§ Brief: No images are to be carried over; print all other material exactly as it stands.

§ Records to use:
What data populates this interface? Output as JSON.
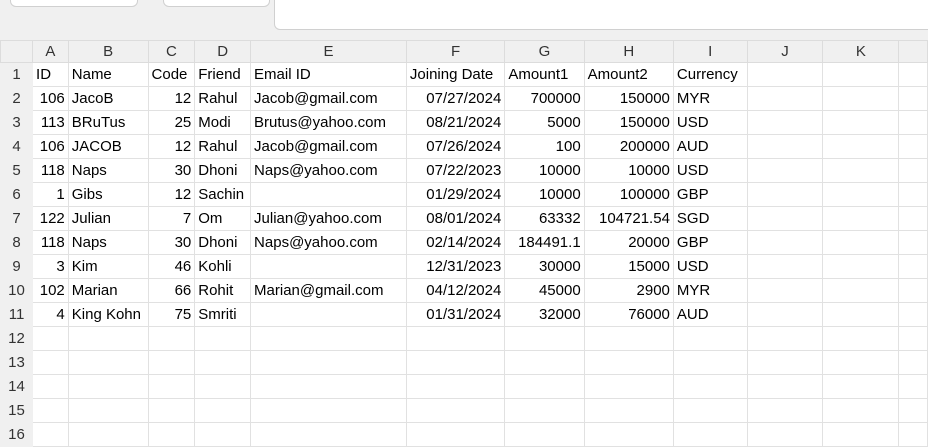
{
  "columns": [
    "A",
    "B",
    "C",
    "D",
    "E",
    "F",
    "G",
    "H",
    "I",
    "J",
    "K",
    ""
  ],
  "rows": [
    [
      "ID",
      "Name",
      "Code",
      "Friend",
      "Email ID",
      "Joining Date",
      "Amount1",
      "Amount2",
      "Currency"
    ],
    [
      "106",
      "JacoB",
      "12",
      "Rahul",
      "Jacob@gmail.com",
      "07/27/2024",
      "700000",
      "150000",
      "MYR"
    ],
    [
      "113",
      "BRuTus",
      "25",
      "Modi",
      "Brutus@yahoo.com",
      "08/21/2024",
      "5000",
      "150000",
      "USD"
    ],
    [
      "106",
      "JACOB",
      "12",
      "Rahul",
      "Jacob@gmail.com",
      "07/26/2024",
      "100",
      "200000",
      "AUD"
    ],
    [
      "118",
      "Naps",
      "30",
      "Dhoni",
      "Naps@yahoo.com",
      "07/22/2023",
      "10000",
      "10000",
      "USD"
    ],
    [
      "1",
      "Gibs",
      "12",
      "Sachin",
      "",
      "01/29/2024",
      "10000",
      "100000",
      "GBP"
    ],
    [
      "122",
      "Julian",
      "7",
      "Om",
      "Julian@yahoo.com",
      "08/01/2024",
      "63332",
      "104721.54",
      "SGD"
    ],
    [
      "118",
      "Naps",
      "30",
      "Dhoni",
      "Naps@yahoo.com",
      "02/14/2024",
      "184491.1",
      "20000",
      "GBP"
    ],
    [
      "3",
      "Kim",
      "46",
      "Kohli",
      "",
      "12/31/2023",
      "30000",
      "15000",
      "USD"
    ],
    [
      "102",
      "Marian",
      "66",
      "Rohit",
      "Marian@gmail.com",
      "04/12/2024",
      "45000",
      "2900",
      "MYR"
    ],
    [
      "4",
      "King Kohn",
      "75",
      "Smriti",
      "",
      "01/31/2024",
      "32000",
      "76000",
      "AUD"
    ]
  ],
  "total_rows": 16
}
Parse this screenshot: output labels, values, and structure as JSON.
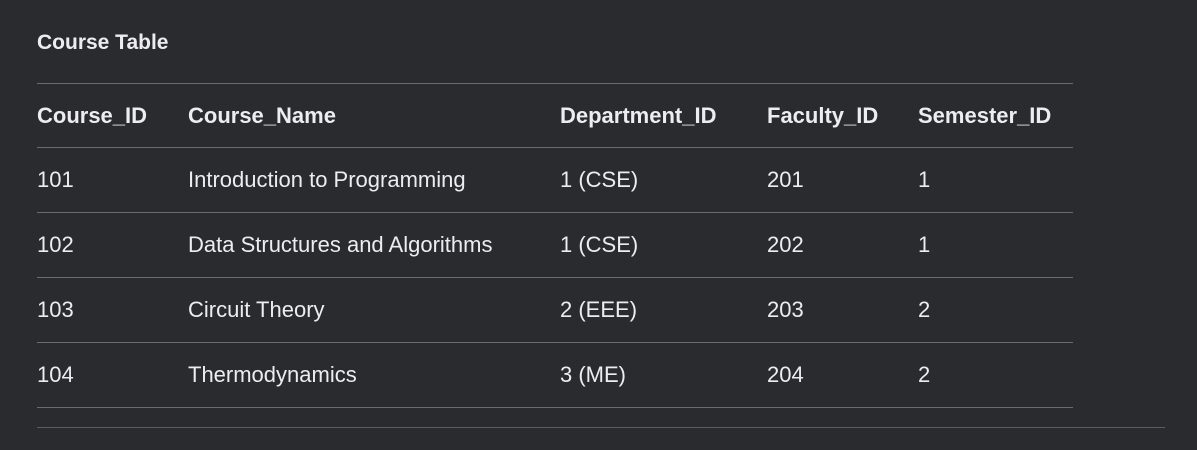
{
  "heading": "Course Table",
  "table": {
    "headers": [
      "Course_ID",
      "Course_Name",
      "Department_ID",
      "Faculty_ID",
      "Semester_ID"
    ],
    "rows": [
      [
        "101",
        "Introduction to Programming",
        "1 (CSE)",
        "201",
        "1"
      ],
      [
        "102",
        "Data Structures and Algorithms",
        "1 (CSE)",
        "202",
        "1"
      ],
      [
        "103",
        "Circuit Theory",
        "2 (EEE)",
        "203",
        "2"
      ],
      [
        "104",
        "Thermodynamics",
        "3 (ME)",
        "204",
        "2"
      ]
    ]
  },
  "colors": {
    "background": "#2a2b2f",
    "text": "#ececf1",
    "rule": "#6a6b70"
  }
}
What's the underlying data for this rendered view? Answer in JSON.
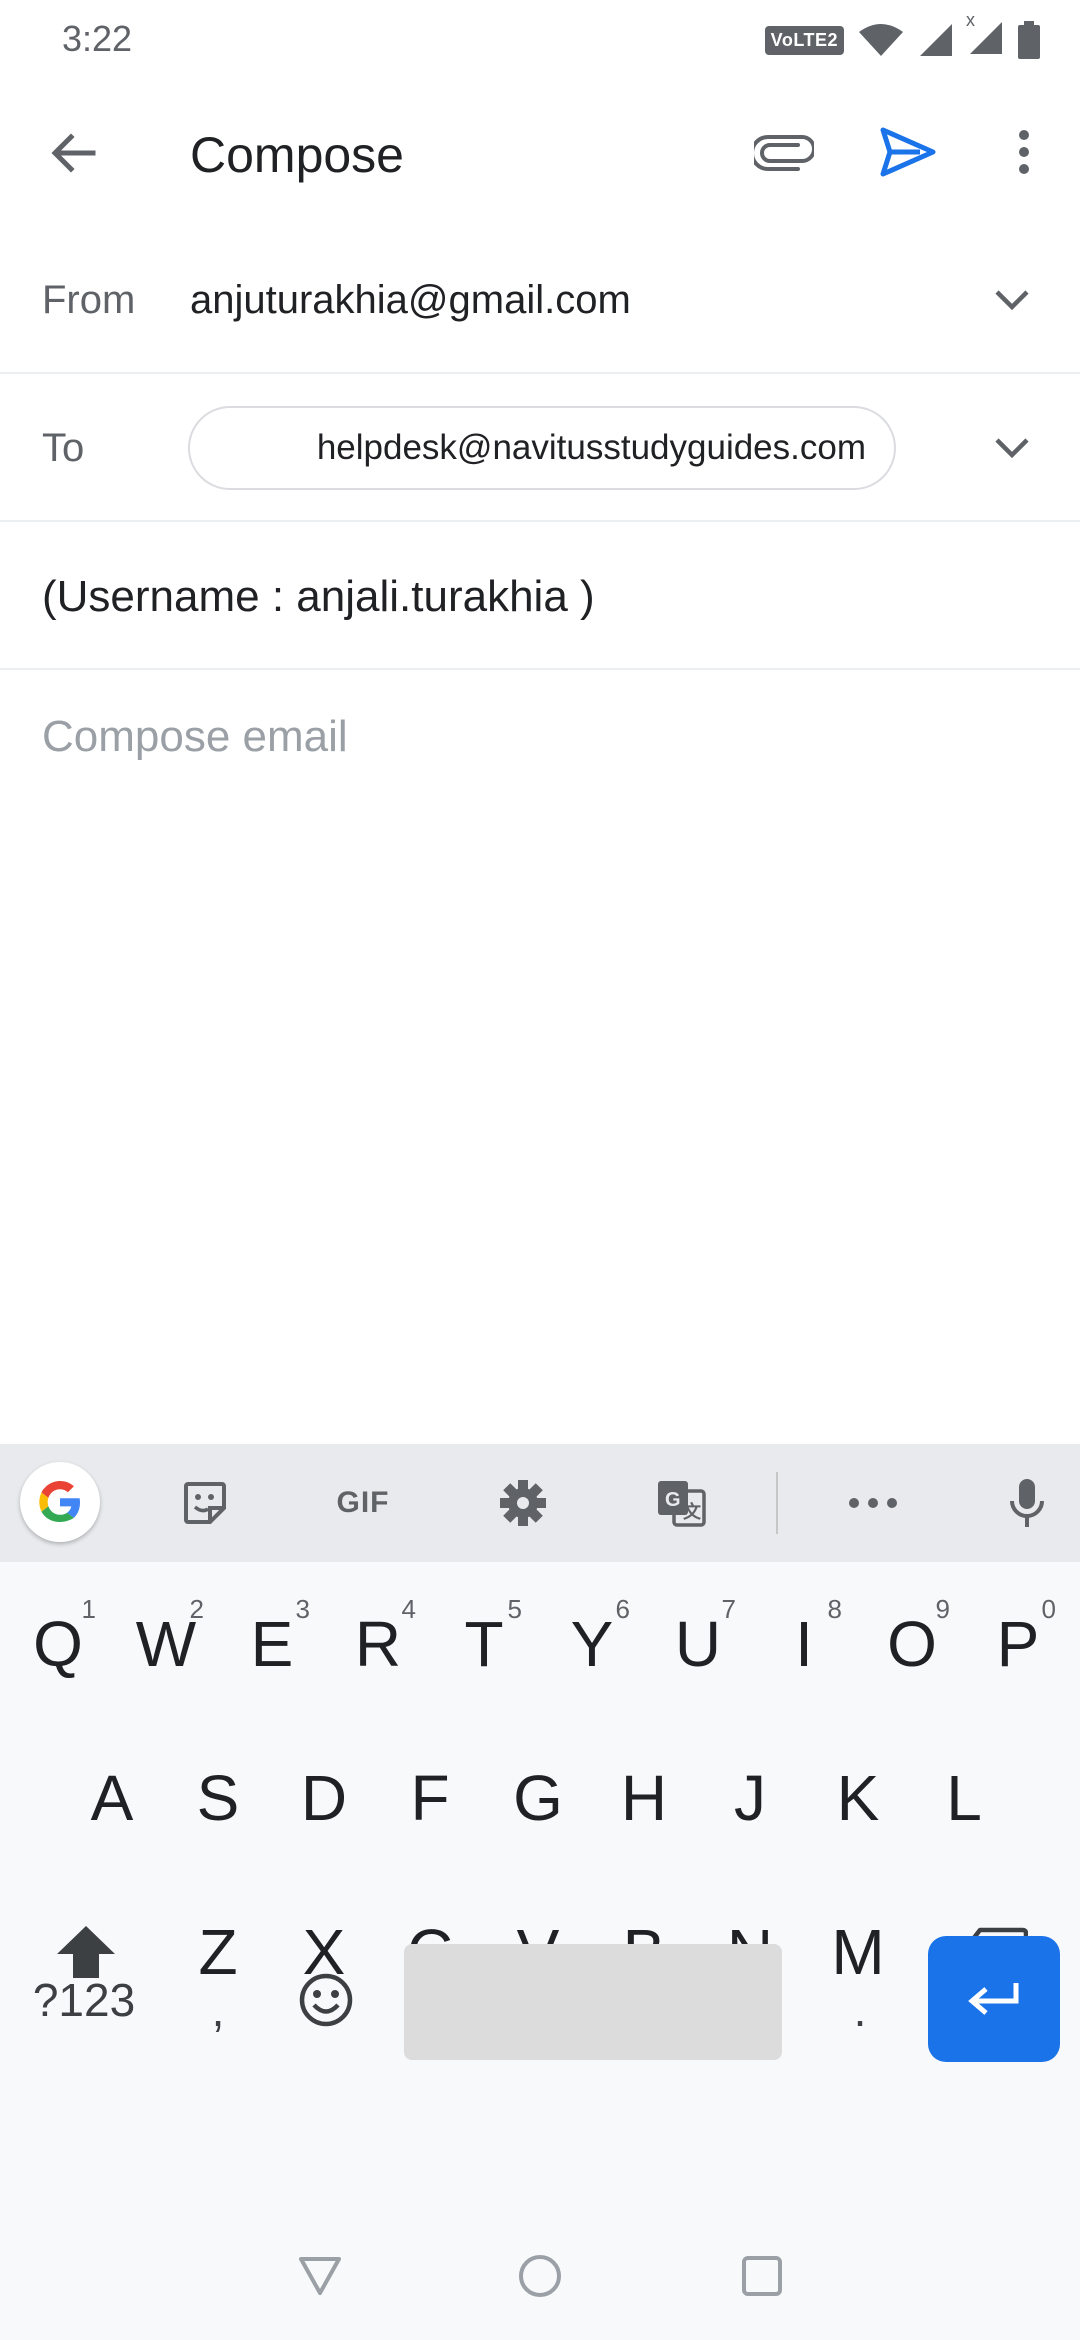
{
  "status_bar": {
    "time": "3:22",
    "volte_label": "VoLTE2",
    "roaming_mark": "x",
    "icons": [
      "volte-icon",
      "wifi-icon",
      "signal-icon",
      "signal-icon",
      "battery-icon"
    ]
  },
  "app_bar": {
    "title": "Compose",
    "back_icon": "arrow-back-icon",
    "attach_icon": "paperclip-icon",
    "send_icon": "send-icon",
    "more_icon": "more-vert-icon",
    "accent_color": "#1a73e8"
  },
  "from_field": {
    "label": "From",
    "value": "anjuturakhia@gmail.com"
  },
  "to_field": {
    "label": "To",
    "recipient": "helpdesk@navitusstudyguides.com"
  },
  "subject_field": {
    "value": "(Username : anjali.turakhia )"
  },
  "body_field": {
    "placeholder": "Compose email"
  },
  "keyboard": {
    "toolbar": {
      "gif_label": "GIF",
      "icons": [
        "google-icon",
        "sticker-icon",
        "gif-icon",
        "settings-icon",
        "translate-icon",
        "more-horiz-icon",
        "mic-icon"
      ]
    },
    "row1": [
      {
        "key": "Q",
        "hint": "1"
      },
      {
        "key": "W",
        "hint": "2"
      },
      {
        "key": "E",
        "hint": "3"
      },
      {
        "key": "R",
        "hint": "4"
      },
      {
        "key": "T",
        "hint": "5"
      },
      {
        "key": "Y",
        "hint": "6"
      },
      {
        "key": "U",
        "hint": "7"
      },
      {
        "key": "I",
        "hint": "8"
      },
      {
        "key": "O",
        "hint": "9"
      },
      {
        "key": "P",
        "hint": "0"
      }
    ],
    "row2": [
      "A",
      "S",
      "D",
      "F",
      "G",
      "H",
      "J",
      "K",
      "L"
    ],
    "row3": [
      "Z",
      "X",
      "C",
      "V",
      "B",
      "N",
      "M"
    ],
    "symbols_key": "?123",
    "comma_key": ",",
    "period_key": ".",
    "enter_color": "#1a73e8"
  },
  "nav_bar": {
    "icons": [
      "back-triangle-icon",
      "home-circle-icon",
      "recents-square-icon"
    ]
  }
}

§ Response to this exercise:
What data populates this interface? Output as JSON.
{
  "columns": [
    "A",
    "B",
    "C",
    "D",
    "E",
    "F",
    "G",
    "H",
    "I",
    "J",
    "K",
    ""
  ],
  "rows": [
    [
      "ID",
      "Name",
      "Code",
      "Friend",
      "Email ID",
      "Joining Date",
      "Amount1",
      "Amount2",
      "Currency"
    ],
    [
      "106",
      "JacoB",
      "12",
      "Rahul",
      "Jacob@gmail.com",
      "07/27/2024",
      "700000",
      "150000",
      "MYR"
    ],
    [
      "113",
      "BRuTus",
      "25",
      "Modi",
      "Brutus@yahoo.com",
      "08/21/2024",
      "5000",
      "150000",
      "USD"
    ],
    [
      "106",
      "JACOB",
      "12",
      "Rahul",
      "Jacob@gmail.com",
      "07/26/2024",
      "100",
      "200000",
      "AUD"
    ],
    [
      "118",
      "Naps",
      "30",
      "Dhoni",
      "Naps@yahoo.com",
      "07/22/2023",
      "10000",
      "10000",
      "USD"
    ],
    [
      "1",
      "Gibs",
      "12",
      "Sachin",
      "",
      "01/29/2024",
      "10000",
      "100000",
      "GBP"
    ],
    [
      "122",
      "Julian",
      "7",
      "Om",
      "Julian@yahoo.com",
      "08/01/2024",
      "63332",
      "104721.54",
      "SGD"
    ],
    [
      "118",
      "Naps",
      "30",
      "Dhoni",
      "Naps@yahoo.com",
      "02/14/2024",
      "184491.1",
      "20000",
      "GBP"
    ],
    [
      "3",
      "Kim",
      "46",
      "Kohli",
      "",
      "12/31/2023",
      "30000",
      "15000",
      "USD"
    ],
    [
      "102",
      "Marian",
      "66",
      "Rohit",
      "Marian@gmail.com",
      "04/12/2024",
      "45000",
      "2900",
      "MYR"
    ],
    [
      "4",
      "King Kohn",
      "75",
      "Smriti",
      "",
      "01/31/2024",
      "32000",
      "76000",
      "AUD"
    ]
  ],
  "total_rows": 16
}
Parse this screenshot: output labels, values, and structure as JSON.
{
  "heading": "Course Table",
  "table": {
    "headers": [
      "Course_ID",
      "Course_Name",
      "Department_ID",
      "Faculty_ID",
      "Semester_ID"
    ],
    "rows": [
      [
        "101",
        "Introduction to Programming",
        "1 (CSE)",
        "201",
        "1"
      ],
      [
        "102",
        "Data Structures and Algorithms",
        "1 (CSE)",
        "202",
        "1"
      ],
      [
        "103",
        "Circuit Theory",
        "2 (EEE)",
        "203",
        "2"
      ],
      [
        "104",
        "Thermodynamics",
        "3 (ME)",
        "204",
        "2"
      ]
    ]
  },
  "colors": {
    "background": "#2a2b2f",
    "text": "#ececf1",
    "rule": "#6a6b70"
  }
}
What's the underlying data for this rendered view? Answer in JSON.
{
  "status_bar": {
    "time": "3:22",
    "volte_label": "VoLTE2",
    "roaming_mark": "x",
    "icons": [
      "volte-icon",
      "wifi-icon",
      "signal-icon",
      "signal-icon",
      "battery-icon"
    ]
  },
  "app_bar": {
    "title": "Compose",
    "back_icon": "arrow-back-icon",
    "attach_icon": "paperclip-icon",
    "send_icon": "send-icon",
    "more_icon": "more-vert-icon",
    "accent_color": "#1a73e8"
  },
  "from_field": {
    "label": "From",
    "value": "anjuturakhia@gmail.com"
  },
  "to_field": {
    "label": "To",
    "recipient": "helpdesk@navitusstudyguides.com"
  },
  "subject_field": {
    "value": "(Username : anjali.turakhia )"
  },
  "body_field": {
    "placeholder": "Compose email"
  },
  "keyboard": {
    "toolbar": {
      "gif_label": "GIF",
      "icons": [
        "google-icon",
        "sticker-icon",
        "gif-icon",
        "settings-icon",
        "translate-icon",
        "more-horiz-icon",
        "mic-icon"
      ]
    },
    "row1": [
      {
        "key": "Q",
        "hint": "1"
      },
      {
        "key": "W",
        "hint": "2"
      },
      {
        "key": "E",
        "hint": "3"
      },
      {
        "key": "R",
        "hint": "4"
      },
      {
        "key": "T",
        "hint": "5"
      },
      {
        "key": "Y",
        "hint": "6"
      },
      {
        "key": "U",
        "hint": "7"
      },
      {
        "key": "I",
        "hint": "8"
      },
      {
        "key": "O",
        "hint": "9"
      },
      {
        "key": "P",
        "hint": "0"
      }
    ],
    "row2": [
      "A",
      "S",
      "D",
      "F",
      "G",
      "H",
      "J",
      "K",
      "L"
    ],
    "row3": [
      "Z",
      "X",
      "C",
      "V",
      "B",
      "N",
      "M"
    ],
    "symbols_key": "?123",
    "comma_key": ",",
    "period_key": ".",
    "enter_color": "#1a73e8"
  },
  "nav_bar": {
    "icons": [
      "back-triangle-icon",
      "home-circle-icon",
      "recents-square-icon"
    ]
  }
}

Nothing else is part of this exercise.